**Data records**
--------------------------------------------------
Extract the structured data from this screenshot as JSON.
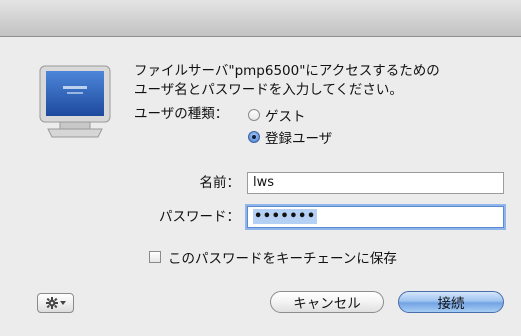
{
  "dialog": {
    "message": "ファイルサーバ\"pmp6500\"にアクセスするための\nユーザ名とパスワードを入力してください。",
    "user_type_label": "ユーザの種類：",
    "user_type_options": [
      {
        "label": "ゲスト",
        "selected": false
      },
      {
        "label": "登録ユーザ",
        "selected": true
      }
    ],
    "name_label": "名前：",
    "name_value": "lws",
    "password_label": "パスワード：",
    "password_value": "•••••••",
    "save_password_label": "このパスワードをキーチェーンに保存",
    "save_password_checked": false,
    "gear_menu_icon": "gear-icon",
    "cancel_label": "キャンセル",
    "connect_label": "接続",
    "colors": {
      "default_button": "#8db8ee",
      "focus_ring": "#8fb5ea"
    }
  }
}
--------------------------------------------------
**GOAL OF THE EXERCISE**
Reproduce the listing word for word and omit its pictures.

**COMPLETE RESPONSE**
Extract the structured data from this screenshot as JSON.
{
  "dialog": {
    "message": "ファイルサーバ\"pmp6500\"にアクセスするための\nユーザ名とパスワードを入力してください。",
    "user_type_label": "ユーザの種類：",
    "user_type_options": [
      {
        "label": "ゲスト",
        "selected": false
      },
      {
        "label": "登録ユーザ",
        "selected": true
      }
    ],
    "name_label": "名前：",
    "name_value": "lws",
    "password_label": "パスワード：",
    "password_value": "•••••••",
    "save_password_label": "このパスワードをキーチェーンに保存",
    "save_password_checked": false,
    "gear_menu_icon": "gear-icon",
    "cancel_label": "キャンセル",
    "connect_label": "接続",
    "colors": {
      "default_button": "#8db8ee",
      "focus_ring": "#8fb5ea"
    }
  }
}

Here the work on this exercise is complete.